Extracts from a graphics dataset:
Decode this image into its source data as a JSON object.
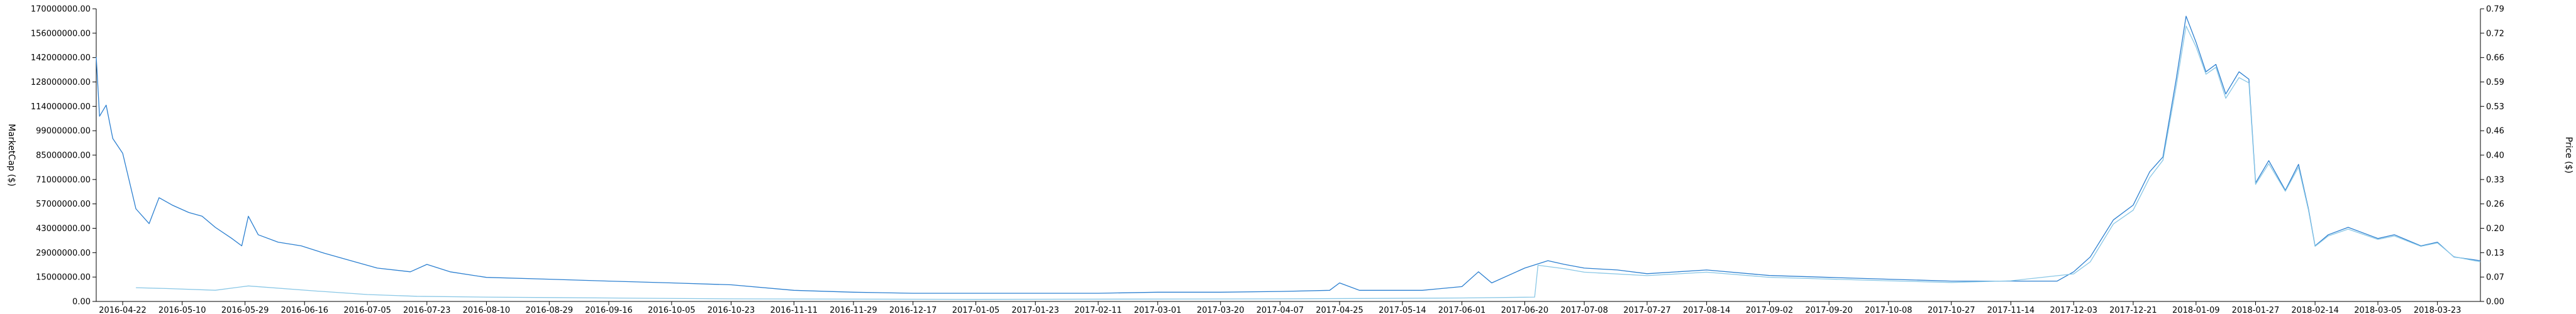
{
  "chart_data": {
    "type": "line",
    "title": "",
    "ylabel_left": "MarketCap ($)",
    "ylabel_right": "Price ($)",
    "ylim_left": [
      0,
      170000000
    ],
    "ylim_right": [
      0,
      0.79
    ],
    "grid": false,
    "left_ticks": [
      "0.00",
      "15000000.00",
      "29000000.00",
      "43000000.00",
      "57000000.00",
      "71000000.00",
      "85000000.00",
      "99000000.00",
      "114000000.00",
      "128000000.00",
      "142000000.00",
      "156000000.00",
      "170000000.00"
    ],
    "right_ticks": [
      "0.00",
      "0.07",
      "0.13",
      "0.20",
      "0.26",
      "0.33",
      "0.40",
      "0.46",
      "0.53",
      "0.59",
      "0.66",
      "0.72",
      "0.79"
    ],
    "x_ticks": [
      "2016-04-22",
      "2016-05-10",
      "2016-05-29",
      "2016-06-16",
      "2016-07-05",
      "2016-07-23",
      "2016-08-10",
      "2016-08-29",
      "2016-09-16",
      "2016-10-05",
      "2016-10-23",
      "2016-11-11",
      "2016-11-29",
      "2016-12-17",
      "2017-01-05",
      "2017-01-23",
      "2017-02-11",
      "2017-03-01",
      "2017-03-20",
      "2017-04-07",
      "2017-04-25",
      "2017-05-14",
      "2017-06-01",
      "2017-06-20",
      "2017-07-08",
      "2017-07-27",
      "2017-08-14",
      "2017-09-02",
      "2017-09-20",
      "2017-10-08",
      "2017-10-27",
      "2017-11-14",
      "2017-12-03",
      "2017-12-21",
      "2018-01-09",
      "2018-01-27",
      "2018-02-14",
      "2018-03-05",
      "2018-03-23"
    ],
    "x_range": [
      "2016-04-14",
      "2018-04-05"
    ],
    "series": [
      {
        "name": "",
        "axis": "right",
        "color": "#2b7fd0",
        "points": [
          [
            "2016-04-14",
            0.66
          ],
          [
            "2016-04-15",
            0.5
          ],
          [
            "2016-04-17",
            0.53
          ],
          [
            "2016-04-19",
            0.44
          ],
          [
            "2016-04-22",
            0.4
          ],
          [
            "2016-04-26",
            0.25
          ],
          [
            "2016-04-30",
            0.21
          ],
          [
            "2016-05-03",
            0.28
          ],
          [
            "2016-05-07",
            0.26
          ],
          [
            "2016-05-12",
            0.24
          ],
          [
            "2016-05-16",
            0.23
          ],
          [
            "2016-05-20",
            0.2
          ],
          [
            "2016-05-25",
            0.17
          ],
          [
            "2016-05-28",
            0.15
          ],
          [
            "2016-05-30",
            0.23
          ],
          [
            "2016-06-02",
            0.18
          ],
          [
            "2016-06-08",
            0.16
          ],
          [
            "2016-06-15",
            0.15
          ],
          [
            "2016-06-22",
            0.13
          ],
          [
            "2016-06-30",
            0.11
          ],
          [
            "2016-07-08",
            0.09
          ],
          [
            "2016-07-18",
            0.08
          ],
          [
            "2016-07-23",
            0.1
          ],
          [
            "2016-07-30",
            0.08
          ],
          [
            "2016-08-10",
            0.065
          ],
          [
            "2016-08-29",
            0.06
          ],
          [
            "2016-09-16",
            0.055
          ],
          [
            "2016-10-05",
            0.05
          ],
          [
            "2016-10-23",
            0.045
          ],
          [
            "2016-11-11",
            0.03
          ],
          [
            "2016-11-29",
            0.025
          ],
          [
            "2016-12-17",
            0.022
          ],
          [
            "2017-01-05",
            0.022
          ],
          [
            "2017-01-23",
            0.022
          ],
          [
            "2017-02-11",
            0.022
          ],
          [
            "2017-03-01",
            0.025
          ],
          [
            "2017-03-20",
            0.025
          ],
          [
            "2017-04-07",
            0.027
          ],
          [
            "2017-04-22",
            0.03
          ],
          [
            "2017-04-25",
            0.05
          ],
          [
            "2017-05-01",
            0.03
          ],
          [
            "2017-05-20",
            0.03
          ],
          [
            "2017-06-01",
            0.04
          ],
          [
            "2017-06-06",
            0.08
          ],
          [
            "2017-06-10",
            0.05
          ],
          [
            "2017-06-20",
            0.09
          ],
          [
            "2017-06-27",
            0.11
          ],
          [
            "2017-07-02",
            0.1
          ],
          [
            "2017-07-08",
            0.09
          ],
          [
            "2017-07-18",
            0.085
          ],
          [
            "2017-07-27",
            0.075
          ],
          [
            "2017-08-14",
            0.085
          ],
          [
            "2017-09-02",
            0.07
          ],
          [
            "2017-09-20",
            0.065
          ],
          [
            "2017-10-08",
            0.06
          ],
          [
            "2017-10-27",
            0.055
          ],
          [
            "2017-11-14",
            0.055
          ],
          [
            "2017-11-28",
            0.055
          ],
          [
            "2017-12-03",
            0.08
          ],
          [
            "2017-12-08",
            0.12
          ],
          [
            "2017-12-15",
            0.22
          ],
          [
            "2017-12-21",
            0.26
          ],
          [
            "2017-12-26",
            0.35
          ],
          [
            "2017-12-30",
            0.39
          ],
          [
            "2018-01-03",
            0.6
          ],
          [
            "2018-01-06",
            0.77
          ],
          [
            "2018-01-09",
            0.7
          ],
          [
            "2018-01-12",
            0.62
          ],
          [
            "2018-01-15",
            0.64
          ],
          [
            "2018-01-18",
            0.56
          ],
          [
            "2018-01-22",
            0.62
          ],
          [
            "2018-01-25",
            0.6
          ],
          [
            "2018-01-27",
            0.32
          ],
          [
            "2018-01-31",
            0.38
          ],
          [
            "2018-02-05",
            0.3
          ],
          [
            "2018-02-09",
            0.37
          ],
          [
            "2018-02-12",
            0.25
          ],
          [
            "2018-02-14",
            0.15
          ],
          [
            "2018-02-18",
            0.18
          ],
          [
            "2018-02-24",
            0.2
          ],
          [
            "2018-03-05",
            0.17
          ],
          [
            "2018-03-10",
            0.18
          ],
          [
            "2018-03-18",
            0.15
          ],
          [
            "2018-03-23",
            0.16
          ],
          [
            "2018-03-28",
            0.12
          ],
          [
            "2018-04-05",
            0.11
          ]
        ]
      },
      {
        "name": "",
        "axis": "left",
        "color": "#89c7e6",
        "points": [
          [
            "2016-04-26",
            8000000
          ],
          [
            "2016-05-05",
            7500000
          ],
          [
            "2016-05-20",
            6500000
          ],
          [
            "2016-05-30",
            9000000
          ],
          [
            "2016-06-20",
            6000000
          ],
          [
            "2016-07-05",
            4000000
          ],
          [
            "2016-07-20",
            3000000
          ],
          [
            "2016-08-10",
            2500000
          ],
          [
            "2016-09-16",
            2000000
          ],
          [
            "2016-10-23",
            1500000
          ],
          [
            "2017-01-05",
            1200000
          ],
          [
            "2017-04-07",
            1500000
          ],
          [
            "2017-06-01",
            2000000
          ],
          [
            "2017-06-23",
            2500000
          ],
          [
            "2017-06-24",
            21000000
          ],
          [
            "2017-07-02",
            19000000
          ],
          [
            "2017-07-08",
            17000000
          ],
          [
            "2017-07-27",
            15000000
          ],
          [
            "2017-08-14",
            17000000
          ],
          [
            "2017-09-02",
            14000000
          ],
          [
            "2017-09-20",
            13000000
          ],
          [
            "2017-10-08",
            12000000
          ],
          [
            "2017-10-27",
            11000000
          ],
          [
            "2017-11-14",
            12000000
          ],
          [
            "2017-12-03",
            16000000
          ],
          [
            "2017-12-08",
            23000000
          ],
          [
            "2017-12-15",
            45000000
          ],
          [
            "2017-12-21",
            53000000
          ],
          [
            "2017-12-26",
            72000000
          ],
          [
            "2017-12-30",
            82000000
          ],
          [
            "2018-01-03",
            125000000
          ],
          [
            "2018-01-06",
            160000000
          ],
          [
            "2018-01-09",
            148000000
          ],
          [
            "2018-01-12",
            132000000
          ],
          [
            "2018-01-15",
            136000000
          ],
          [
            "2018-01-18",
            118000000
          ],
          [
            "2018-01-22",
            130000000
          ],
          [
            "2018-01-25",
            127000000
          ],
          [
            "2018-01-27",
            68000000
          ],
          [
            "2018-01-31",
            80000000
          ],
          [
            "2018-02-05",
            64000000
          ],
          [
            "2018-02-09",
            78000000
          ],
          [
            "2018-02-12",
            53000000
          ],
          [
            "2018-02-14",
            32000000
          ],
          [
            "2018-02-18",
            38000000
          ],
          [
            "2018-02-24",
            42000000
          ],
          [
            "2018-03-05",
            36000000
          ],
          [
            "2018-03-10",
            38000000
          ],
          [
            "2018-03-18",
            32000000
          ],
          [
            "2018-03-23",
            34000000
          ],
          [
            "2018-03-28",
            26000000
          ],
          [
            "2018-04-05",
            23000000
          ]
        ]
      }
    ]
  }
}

--

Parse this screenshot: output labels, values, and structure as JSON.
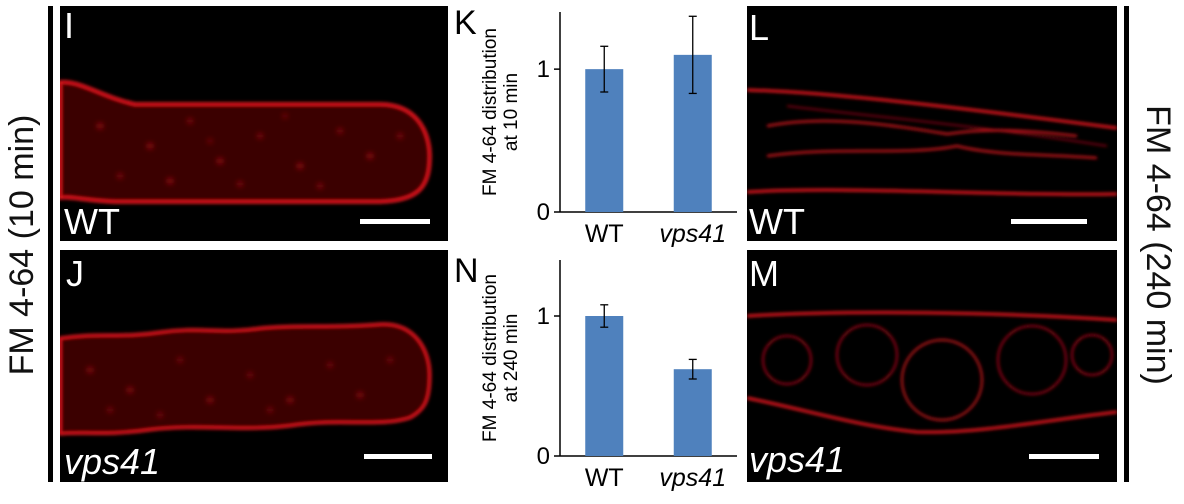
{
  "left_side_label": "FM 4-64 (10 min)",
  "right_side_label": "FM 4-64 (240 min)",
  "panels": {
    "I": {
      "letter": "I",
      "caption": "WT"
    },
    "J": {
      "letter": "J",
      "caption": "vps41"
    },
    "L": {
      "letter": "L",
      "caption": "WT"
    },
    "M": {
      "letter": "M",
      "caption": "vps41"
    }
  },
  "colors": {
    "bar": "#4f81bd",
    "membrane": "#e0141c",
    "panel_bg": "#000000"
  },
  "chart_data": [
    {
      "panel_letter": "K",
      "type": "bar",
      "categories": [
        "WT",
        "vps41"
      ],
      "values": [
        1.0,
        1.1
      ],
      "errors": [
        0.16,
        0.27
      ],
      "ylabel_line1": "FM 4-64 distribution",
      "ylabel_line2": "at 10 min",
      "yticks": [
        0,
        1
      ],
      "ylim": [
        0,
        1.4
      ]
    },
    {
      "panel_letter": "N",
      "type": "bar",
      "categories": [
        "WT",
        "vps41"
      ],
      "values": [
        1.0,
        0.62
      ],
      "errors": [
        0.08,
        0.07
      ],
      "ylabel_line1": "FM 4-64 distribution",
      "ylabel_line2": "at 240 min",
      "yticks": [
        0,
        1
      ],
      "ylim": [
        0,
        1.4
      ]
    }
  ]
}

==

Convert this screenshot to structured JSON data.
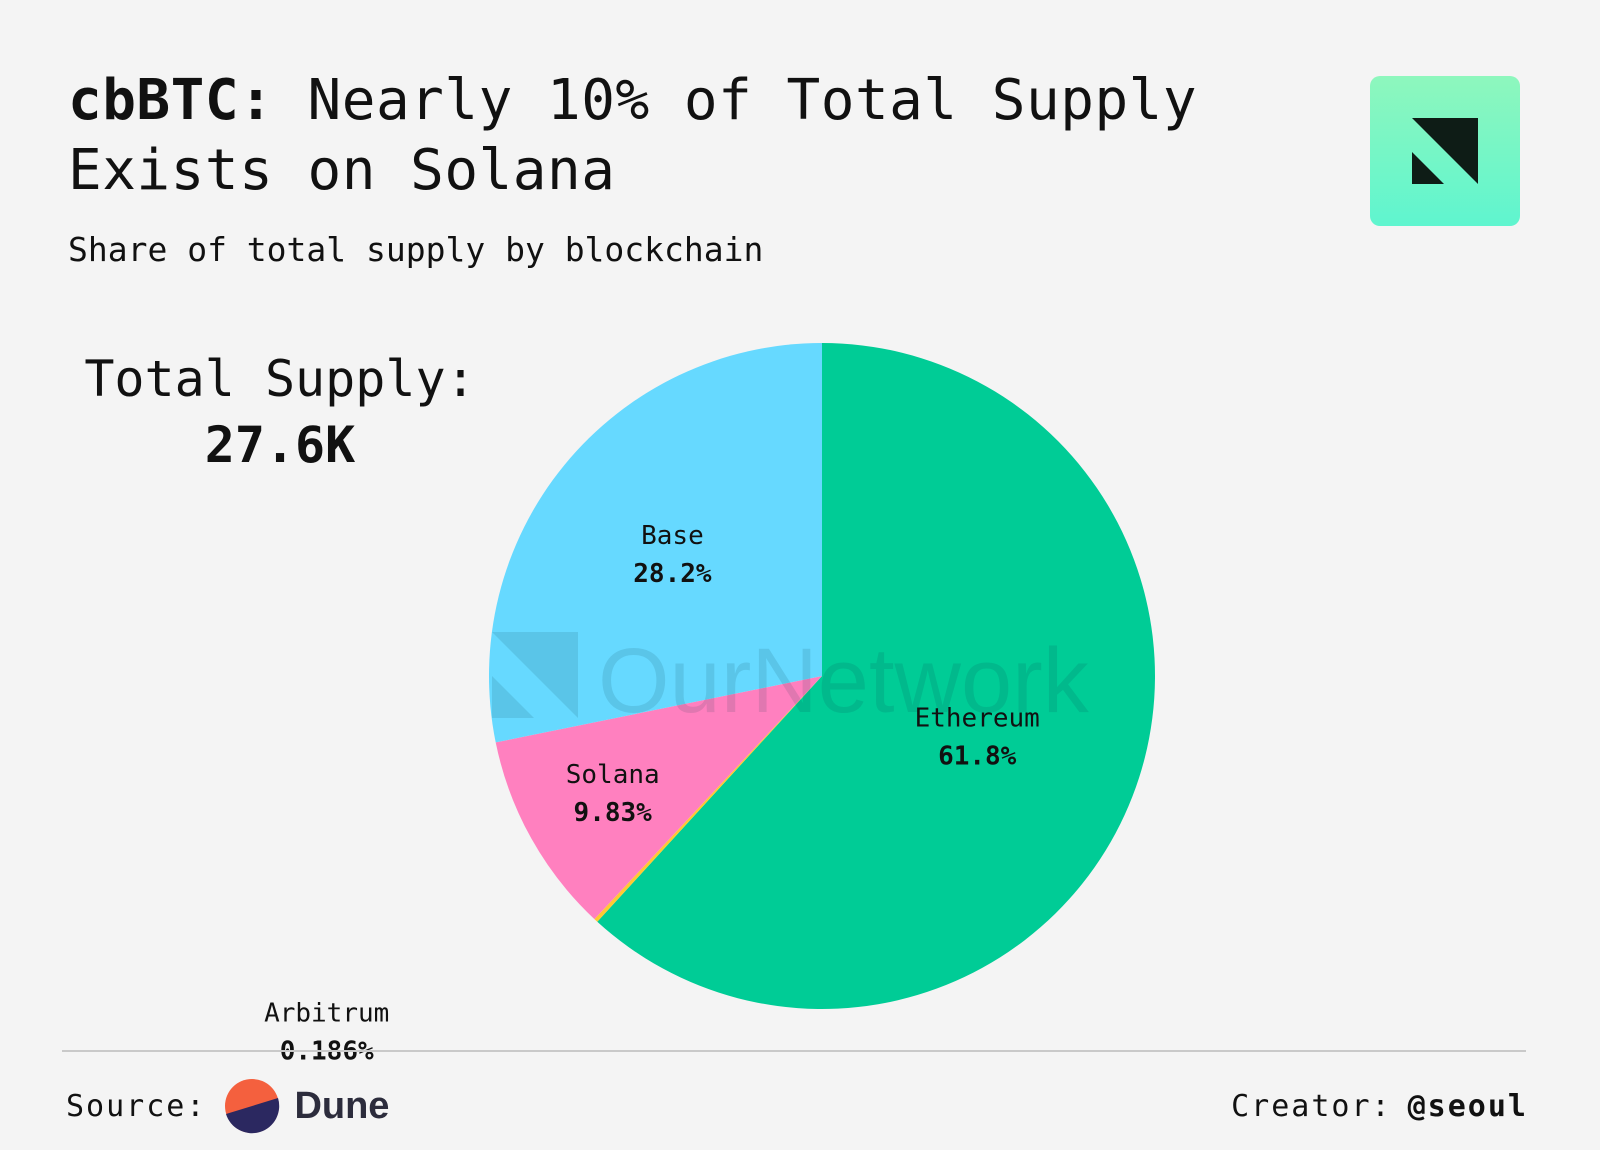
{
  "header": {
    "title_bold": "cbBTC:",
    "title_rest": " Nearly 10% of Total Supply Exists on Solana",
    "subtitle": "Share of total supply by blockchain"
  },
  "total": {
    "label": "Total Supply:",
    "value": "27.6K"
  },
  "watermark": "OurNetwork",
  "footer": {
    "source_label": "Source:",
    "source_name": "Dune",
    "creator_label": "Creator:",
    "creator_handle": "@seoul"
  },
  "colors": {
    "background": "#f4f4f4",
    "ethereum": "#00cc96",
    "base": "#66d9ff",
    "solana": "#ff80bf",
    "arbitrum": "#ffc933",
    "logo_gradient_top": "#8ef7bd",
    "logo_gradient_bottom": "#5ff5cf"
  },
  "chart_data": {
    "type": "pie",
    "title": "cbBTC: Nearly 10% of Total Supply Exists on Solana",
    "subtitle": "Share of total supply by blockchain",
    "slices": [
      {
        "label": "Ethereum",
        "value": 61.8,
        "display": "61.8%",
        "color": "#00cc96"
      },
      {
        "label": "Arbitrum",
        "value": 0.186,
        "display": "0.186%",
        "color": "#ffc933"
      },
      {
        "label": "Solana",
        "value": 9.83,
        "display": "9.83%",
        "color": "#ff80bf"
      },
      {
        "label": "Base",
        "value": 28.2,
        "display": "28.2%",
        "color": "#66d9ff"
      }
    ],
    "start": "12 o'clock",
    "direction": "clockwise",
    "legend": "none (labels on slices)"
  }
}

Task objective:
Write out each line of the data that holds the string "Nearly".

Exercise output:
    "title_rest": " Nearly 10% of Total Supply Exists on Solana",
    "title": "cbBTC: Nearly 10% of Total Supply Exists on Solana",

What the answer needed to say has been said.